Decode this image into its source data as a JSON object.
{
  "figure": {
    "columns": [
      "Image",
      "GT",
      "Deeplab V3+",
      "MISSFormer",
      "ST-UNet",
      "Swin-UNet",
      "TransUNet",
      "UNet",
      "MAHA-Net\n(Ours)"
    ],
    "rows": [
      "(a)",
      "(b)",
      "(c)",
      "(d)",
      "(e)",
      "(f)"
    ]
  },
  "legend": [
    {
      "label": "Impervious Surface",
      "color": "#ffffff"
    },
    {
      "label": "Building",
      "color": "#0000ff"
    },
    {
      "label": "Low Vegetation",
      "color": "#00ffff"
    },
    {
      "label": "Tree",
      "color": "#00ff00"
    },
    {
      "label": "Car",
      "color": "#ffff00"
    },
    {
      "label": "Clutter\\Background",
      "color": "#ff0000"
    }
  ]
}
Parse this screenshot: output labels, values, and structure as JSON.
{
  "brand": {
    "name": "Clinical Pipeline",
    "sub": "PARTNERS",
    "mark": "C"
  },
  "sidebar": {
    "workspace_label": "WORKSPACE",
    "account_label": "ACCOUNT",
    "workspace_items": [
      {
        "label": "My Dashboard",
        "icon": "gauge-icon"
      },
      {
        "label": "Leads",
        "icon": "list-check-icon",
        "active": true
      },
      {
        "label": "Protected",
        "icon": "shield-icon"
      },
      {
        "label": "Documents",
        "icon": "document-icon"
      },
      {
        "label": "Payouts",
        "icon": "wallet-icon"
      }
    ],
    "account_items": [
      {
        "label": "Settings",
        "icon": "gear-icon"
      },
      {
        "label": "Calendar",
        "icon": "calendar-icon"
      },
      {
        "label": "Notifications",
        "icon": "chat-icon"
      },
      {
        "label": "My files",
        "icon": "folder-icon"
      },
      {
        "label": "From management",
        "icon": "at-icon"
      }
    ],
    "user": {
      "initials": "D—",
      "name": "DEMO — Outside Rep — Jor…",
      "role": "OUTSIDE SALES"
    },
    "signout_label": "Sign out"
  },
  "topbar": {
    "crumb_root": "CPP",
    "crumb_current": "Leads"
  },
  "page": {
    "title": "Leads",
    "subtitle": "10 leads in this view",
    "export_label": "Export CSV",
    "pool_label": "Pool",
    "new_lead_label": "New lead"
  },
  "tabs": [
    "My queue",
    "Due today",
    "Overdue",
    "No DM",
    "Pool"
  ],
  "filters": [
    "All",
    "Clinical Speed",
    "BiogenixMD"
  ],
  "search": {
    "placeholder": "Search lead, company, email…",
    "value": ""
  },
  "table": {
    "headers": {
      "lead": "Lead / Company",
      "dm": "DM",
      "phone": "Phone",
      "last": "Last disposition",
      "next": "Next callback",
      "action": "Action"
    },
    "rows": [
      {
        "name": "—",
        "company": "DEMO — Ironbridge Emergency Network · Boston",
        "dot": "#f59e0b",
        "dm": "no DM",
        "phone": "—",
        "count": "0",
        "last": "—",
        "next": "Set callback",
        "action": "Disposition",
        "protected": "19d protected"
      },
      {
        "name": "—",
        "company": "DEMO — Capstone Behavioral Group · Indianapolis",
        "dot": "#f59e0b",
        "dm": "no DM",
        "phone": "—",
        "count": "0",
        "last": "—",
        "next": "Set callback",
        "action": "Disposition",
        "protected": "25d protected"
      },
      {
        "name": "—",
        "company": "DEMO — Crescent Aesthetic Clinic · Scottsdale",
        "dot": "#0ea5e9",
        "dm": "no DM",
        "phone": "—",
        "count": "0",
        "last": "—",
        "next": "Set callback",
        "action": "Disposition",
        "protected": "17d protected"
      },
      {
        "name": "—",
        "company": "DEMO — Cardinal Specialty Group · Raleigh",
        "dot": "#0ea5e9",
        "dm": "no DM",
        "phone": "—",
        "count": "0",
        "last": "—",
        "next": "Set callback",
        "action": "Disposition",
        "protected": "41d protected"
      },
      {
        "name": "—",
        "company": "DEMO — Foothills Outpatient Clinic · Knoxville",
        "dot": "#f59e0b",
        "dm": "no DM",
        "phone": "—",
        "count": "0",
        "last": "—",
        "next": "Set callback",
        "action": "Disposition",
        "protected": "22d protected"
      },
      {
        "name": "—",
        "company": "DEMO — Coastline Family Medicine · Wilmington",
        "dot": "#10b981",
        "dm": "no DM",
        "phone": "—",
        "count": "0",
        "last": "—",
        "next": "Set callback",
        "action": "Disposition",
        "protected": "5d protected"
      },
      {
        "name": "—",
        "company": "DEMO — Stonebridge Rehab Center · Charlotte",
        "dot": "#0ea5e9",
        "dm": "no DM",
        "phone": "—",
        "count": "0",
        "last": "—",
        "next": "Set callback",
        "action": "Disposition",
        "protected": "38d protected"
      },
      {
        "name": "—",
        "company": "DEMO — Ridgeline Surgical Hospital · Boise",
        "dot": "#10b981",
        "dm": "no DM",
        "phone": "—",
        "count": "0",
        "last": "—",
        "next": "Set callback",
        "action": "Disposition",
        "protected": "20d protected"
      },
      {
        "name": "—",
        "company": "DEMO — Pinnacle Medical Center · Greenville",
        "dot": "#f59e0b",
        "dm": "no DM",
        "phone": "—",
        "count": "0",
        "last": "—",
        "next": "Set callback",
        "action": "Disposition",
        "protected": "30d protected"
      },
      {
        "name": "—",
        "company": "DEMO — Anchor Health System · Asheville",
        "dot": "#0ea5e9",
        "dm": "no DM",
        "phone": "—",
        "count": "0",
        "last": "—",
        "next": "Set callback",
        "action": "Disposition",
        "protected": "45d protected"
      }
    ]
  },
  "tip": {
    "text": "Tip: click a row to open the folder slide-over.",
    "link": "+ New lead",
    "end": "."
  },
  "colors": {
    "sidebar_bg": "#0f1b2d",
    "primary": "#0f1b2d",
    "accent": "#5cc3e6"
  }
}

• _GOAL_: Print all of the entries exactly as they are written.

• _ANSWER FOR THE TASK_:
Decode this image into its source data as a JSON object.
{
  "figure": {
    "columns": [
      "Image",
      "GT",
      "Deeplab V3+",
      "MISSFormer",
      "ST-UNet",
      "Swin-UNet",
      "TransUNet",
      "UNet",
      "MAHA-Net\n(Ours)"
    ],
    "rows": [
      "(a)",
      "(b)",
      "(c)",
      "(d)",
      "(e)",
      "(f)"
    ]
  },
  "legend": [
    {
      "label": "Impervious Surface",
      "color": "#ffffff"
    },
    {
      "label": "Building",
      "color": "#0000ff"
    },
    {
      "label": "Low Vegetation",
      "color": "#00ffff"
    },
    {
      "label": "Tree",
      "color": "#00ff00"
    },
    {
      "label": "Car",
      "color": "#ffff00"
    },
    {
      "label": "Clutter\\Background",
      "color": "#ff0000"
    }
  ]
}
Parse this screenshot: output labels, values, and structure as JSON.
{
  "brand": {
    "name": "Clinical Pipeline",
    "sub": "PARTNERS",
    "mark": "C"
  },
  "sidebar": {
    "workspace_label": "WORKSPACE",
    "account_label": "ACCOUNT",
    "workspace_items": [
      {
        "label": "My Dashboard",
        "icon": "gauge-icon"
      },
      {
        "label": "Leads",
        "icon": "list-check-icon",
        "active": true
      },
      {
        "label": "Protected",
        "icon": "shield-icon"
      },
      {
        "label": "Documents",
        "icon": "document-icon"
      },
      {
        "label": "Payouts",
        "icon": "wallet-icon"
      }
    ],
    "account_items": [
      {
        "label": "Settings",
        "icon": "gear-icon"
      },
      {
        "label": "Calendar",
        "icon": "calendar-icon"
      },
      {
        "label": "Notifications",
        "icon": "chat-icon"
      },
      {
        "label": "My files",
        "icon": "folder-icon"
      },
      {
        "label": "From management",
        "icon": "at-icon"
      }
    ],
    "user": {
      "initials": "D—",
      "name": "DEMO — Outside Rep — Jor…",
      "role": "OUTSIDE SALES"
    },
    "signout_label": "Sign out"
  },
  "topbar": {
    "crumb_root": "CPP",
    "crumb_current": "Leads"
  },
  "page": {
    "title": "Leads",
    "subtitle": "10 leads in this view",
    "export_label": "Export CSV",
    "pool_label": "Pool",
    "new_lead_label": "New lead"
  },
  "tabs": [
    "My queue",
    "Due today",
    "Overdue",
    "No DM",
    "Pool"
  ],
  "filters": [
    "All",
    "Clinical Speed",
    "BiogenixMD"
  ],
  "search": {
    "placeholder": "Search lead, company, email…",
    "value": ""
  },
  "table": {
    "headers": {
      "lead": "Lead / Company",
      "dm": "DM",
      "phone": "Phone",
      "last": "Last disposition",
      "next": "Next callback",
      "action": "Action"
    },
    "rows": [
      {
        "name": "—",
        "company": "DEMO — Ironbridge Emergency Network · Boston",
        "dot": "#f59e0b",
        "dm": "no DM",
        "phone": "—",
        "count": "0",
        "last": "—",
        "next": "Set callback",
        "action": "Disposition",
        "protected": "19d protected"
      },
      {
        "name": "—",
        "company": "DEMO — Capstone Behavioral Group · Indianapolis",
        "dot": "#f59e0b",
        "dm": "no DM",
        "phone": "—",
        "count": "0",
        "last": "—",
        "next": "Set callback",
        "action": "Disposition",
        "protected": "25d protected"
      },
      {
        "name": "—",
        "company": "DEMO — Crescent Aesthetic Clinic · Scottsdale",
        "dot": "#0ea5e9",
        "dm": "no DM",
        "phone": "—",
        "count": "0",
        "last": "—",
        "next": "Set callback",
        "action": "Disposition",
        "protected": "17d protected"
      },
      {
        "name": "—",
        "company": "DEMO — Cardinal Specialty Group · Raleigh",
        "dot": "#0ea5e9",
        "dm": "no DM",
        "phone": "—",
        "count": "0",
        "last": "—",
        "next": "Set callback",
        "action": "Disposition",
        "protected": "41d protected"
      },
      {
        "name": "—",
        "company": "DEMO — Foothills Outpatient Clinic · Knoxville",
        "dot": "#f59e0b",
        "dm": "no DM",
        "phone": "—",
        "count": "0",
        "last": "—",
        "next": "Set callback",
        "action": "Disposition",
        "protected": "22d protected"
      },
      {
        "name": "—",
        "company": "DEMO — Coastline Family Medicine · Wilmington",
        "dot": "#10b981",
        "dm": "no DM",
        "phone": "—",
        "count": "0",
        "last": "—",
        "next": "Set callback",
        "action": "Disposition",
        "protected": "5d protected"
      },
      {
        "name": "—",
        "company": "DEMO — Stonebridge Rehab Center · Charlotte",
        "dot": "#0ea5e9",
        "dm": "no DM",
        "phone": "—",
        "count": "0",
        "last": "—",
        "next": "Set callback",
        "action": "Disposition",
        "protected": "38d protected"
      },
      {
        "name": "—",
        "company": "DEMO — Ridgeline Surgical Hospital · Boise",
        "dot": "#10b981",
        "dm": "no DM",
        "phone": "—",
        "count": "0",
        "last": "—",
        "next": "Set callback",
        "action": "Disposition",
        "protected": "20d protected"
      },
      {
        "name": "—",
        "company": "DEMO — Pinnacle Medical Center · Greenville",
        "dot": "#f59e0b",
        "dm": "no DM",
        "phone": "—",
        "count": "0",
        "last": "—",
        "next": "Set callback",
        "action": "Disposition",
        "protected": "30d protected"
      },
      {
        "name": "—",
        "company": "DEMO — Anchor Health System · Asheville",
        "dot": "#0ea5e9",
        "dm": "no DM",
        "phone": "—",
        "count": "0",
        "last": "—",
        "next": "Set callback",
        "action": "Disposition",
        "protected": "45d protected"
      }
    ]
  },
  "tip": {
    "text": "Tip: click a row to open the folder slide-over.",
    "link": "+ New lead",
    "end": "."
  },
  "colors": {
    "sidebar_bg": "#0f1b2d",
    "primary": "#0f1b2d",
    "accent": "#5cc3e6"
  }
}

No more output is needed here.